(Stored data)
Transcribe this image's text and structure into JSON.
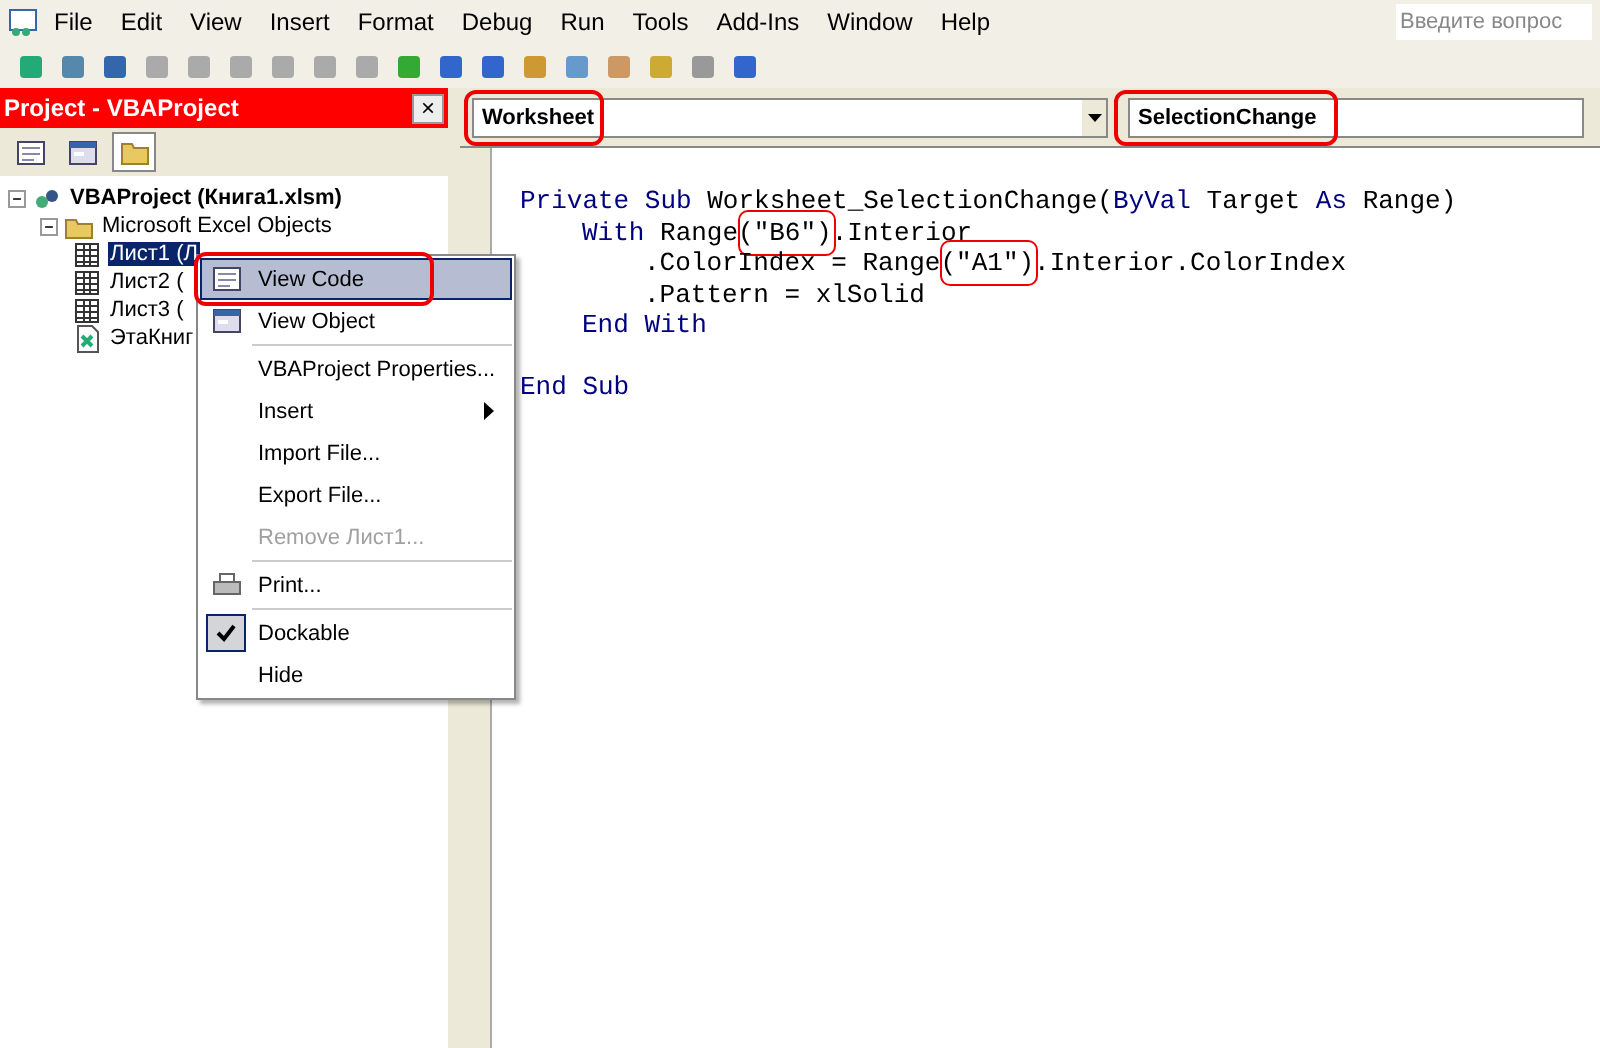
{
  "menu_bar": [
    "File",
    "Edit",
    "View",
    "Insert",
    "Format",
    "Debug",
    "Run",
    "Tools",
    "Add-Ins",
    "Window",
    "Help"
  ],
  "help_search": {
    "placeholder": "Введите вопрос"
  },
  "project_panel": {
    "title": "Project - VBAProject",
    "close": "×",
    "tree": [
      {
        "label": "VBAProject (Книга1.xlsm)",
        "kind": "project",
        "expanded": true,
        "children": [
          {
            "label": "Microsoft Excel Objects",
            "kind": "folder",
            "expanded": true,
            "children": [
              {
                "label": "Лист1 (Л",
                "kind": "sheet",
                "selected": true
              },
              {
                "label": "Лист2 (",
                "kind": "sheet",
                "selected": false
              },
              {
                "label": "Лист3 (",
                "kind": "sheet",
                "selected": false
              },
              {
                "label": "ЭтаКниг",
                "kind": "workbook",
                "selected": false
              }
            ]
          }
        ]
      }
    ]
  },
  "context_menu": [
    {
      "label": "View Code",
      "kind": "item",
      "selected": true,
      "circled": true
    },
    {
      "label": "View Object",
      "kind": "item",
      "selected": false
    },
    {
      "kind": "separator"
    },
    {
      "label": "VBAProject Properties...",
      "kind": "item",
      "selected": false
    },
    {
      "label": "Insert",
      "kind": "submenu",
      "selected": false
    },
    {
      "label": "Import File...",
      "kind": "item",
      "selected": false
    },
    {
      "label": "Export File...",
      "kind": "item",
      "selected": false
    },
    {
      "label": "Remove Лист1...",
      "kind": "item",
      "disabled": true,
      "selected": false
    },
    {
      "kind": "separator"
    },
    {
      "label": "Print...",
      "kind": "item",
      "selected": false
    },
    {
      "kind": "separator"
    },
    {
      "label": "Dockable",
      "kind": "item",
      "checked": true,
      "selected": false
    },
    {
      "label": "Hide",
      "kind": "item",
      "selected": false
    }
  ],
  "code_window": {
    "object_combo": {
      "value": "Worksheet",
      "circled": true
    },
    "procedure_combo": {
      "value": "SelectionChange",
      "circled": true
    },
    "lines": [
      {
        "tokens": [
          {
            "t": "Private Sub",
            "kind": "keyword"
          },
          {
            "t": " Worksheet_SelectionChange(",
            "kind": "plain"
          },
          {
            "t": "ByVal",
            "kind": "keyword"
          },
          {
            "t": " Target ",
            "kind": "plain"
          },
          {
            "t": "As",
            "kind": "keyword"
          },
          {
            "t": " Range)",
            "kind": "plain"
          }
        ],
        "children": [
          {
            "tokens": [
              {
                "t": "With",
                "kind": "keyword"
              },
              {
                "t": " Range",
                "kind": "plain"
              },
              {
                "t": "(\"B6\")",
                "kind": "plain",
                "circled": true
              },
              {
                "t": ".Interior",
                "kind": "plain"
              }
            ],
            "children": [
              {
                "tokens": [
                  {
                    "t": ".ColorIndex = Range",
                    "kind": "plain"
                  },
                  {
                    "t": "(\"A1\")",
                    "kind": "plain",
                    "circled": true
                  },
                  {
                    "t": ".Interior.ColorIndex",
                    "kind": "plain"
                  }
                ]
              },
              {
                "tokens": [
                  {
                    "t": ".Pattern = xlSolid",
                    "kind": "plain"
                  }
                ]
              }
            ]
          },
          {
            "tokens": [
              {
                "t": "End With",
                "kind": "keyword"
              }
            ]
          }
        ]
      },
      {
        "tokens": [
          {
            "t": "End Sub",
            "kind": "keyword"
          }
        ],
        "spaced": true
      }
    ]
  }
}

_YOUR TASK_
Without including any picture, retype the entries exactly.

_CORRECT ANSWER_
Transcribe this image's text and structure into JSON.
{
  "menu_bar": [
    "File",
    "Edit",
    "View",
    "Insert",
    "Format",
    "Debug",
    "Run",
    "Tools",
    "Add-Ins",
    "Window",
    "Help"
  ],
  "help_search": {
    "placeholder": "Введите вопрос"
  },
  "project_panel": {
    "title": "Project - VBAProject",
    "close": "×",
    "tree": [
      {
        "label": "VBAProject (Книга1.xlsm)",
        "kind": "project",
        "expanded": true,
        "children": [
          {
            "label": "Microsoft Excel Objects",
            "kind": "folder",
            "expanded": true,
            "children": [
              {
                "label": "Лист1 (Л",
                "kind": "sheet",
                "selected": true
              },
              {
                "label": "Лист2 (",
                "kind": "sheet",
                "selected": false
              },
              {
                "label": "Лист3 (",
                "kind": "sheet",
                "selected": false
              },
              {
                "label": "ЭтаКниг",
                "kind": "workbook",
                "selected": false
              }
            ]
          }
        ]
      }
    ]
  },
  "context_menu": [
    {
      "label": "View Code",
      "kind": "item",
      "selected": true,
      "circled": true
    },
    {
      "label": "View Object",
      "kind": "item",
      "selected": false
    },
    {
      "kind": "separator"
    },
    {
      "label": "VBAProject Properties...",
      "kind": "item",
      "selected": false
    },
    {
      "label": "Insert",
      "kind": "submenu",
      "selected": false
    },
    {
      "label": "Import File...",
      "kind": "item",
      "selected": false
    },
    {
      "label": "Export File...",
      "kind": "item",
      "selected": false
    },
    {
      "label": "Remove Лист1...",
      "kind": "item",
      "disabled": true,
      "selected": false
    },
    {
      "kind": "separator"
    },
    {
      "label": "Print...",
      "kind": "item",
      "selected": false
    },
    {
      "kind": "separator"
    },
    {
      "label": "Dockable",
      "kind": "item",
      "checked": true,
      "selected": false
    },
    {
      "label": "Hide",
      "kind": "item",
      "selected": false
    }
  ],
  "code_window": {
    "object_combo": {
      "value": "Worksheet",
      "circled": true
    },
    "procedure_combo": {
      "value": "SelectionChange",
      "circled": true
    },
    "lines": [
      {
        "tokens": [
          {
            "t": "Private Sub",
            "kind": "keyword"
          },
          {
            "t": " Worksheet_SelectionChange(",
            "kind": "plain"
          },
          {
            "t": "ByVal",
            "kind": "keyword"
          },
          {
            "t": " Target ",
            "kind": "plain"
          },
          {
            "t": "As",
            "kind": "keyword"
          },
          {
            "t": " Range)",
            "kind": "plain"
          }
        ],
        "children": [
          {
            "tokens": [
              {
                "t": "With",
                "kind": "keyword"
              },
              {
                "t": " Range",
                "kind": "plain"
              },
              {
                "t": "(\"B6\")",
                "kind": "plain",
                "circled": true
              },
              {
                "t": ".Interior",
                "kind": "plain"
              }
            ],
            "children": [
              {
                "tokens": [
                  {
                    "t": ".ColorIndex = Range",
                    "kind": "plain"
                  },
                  {
                    "t": "(\"A1\")",
                    "kind": "plain",
                    "circled": true
                  },
                  {
                    "t": ".Interior.ColorIndex",
                    "kind": "plain"
                  }
                ]
              },
              {
                "tokens": [
                  {
                    "t": ".Pattern = xlSolid",
                    "kind": "plain"
                  }
                ]
              }
            ]
          },
          {
            "tokens": [
              {
                "t": "End With",
                "kind": "keyword"
              }
            ]
          }
        ]
      },
      {
        "tokens": [
          {
            "t": "End Sub",
            "kind": "keyword"
          }
        ],
        "spaced": true
      }
    ]
  }
}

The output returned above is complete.